[Records from a data collection]

○ ○ ○ ○ ○

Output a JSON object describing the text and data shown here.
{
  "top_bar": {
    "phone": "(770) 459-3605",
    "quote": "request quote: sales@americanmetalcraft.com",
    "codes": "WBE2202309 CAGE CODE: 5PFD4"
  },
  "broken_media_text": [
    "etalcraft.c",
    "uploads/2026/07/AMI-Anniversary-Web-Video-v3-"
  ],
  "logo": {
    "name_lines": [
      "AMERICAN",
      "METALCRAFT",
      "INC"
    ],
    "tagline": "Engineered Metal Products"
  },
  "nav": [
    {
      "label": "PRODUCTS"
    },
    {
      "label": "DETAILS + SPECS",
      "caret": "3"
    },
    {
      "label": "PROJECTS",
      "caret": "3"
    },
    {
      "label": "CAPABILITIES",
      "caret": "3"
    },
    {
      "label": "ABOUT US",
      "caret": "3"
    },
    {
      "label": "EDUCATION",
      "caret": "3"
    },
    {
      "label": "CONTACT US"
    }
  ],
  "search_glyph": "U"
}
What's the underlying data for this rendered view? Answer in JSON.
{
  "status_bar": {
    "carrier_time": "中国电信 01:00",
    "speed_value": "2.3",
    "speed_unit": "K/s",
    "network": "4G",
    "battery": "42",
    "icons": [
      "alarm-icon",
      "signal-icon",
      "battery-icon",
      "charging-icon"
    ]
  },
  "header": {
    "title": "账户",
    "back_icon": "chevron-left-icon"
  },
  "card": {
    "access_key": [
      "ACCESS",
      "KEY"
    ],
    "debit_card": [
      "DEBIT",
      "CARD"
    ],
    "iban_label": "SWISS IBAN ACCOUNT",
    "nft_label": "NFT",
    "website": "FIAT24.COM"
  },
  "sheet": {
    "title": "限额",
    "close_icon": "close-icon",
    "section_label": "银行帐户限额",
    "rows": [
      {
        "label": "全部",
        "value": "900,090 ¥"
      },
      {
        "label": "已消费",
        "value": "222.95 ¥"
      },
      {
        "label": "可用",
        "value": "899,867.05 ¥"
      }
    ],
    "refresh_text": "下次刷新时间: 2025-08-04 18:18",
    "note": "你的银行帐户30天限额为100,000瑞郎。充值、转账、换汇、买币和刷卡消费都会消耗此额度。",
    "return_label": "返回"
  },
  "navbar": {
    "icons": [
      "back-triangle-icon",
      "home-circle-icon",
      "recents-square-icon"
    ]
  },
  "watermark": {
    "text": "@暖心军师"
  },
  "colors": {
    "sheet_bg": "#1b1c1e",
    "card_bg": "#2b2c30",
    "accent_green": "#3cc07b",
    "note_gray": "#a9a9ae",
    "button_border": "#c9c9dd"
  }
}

○ ○ ○ ○ ○

● Work to complete
Search the data for the word "JSON" and copy each line where it appears.

● Full solution
Output a JSON object describing the text and data shown here.
What's the underlying data for this rendered view? Answer in JSON.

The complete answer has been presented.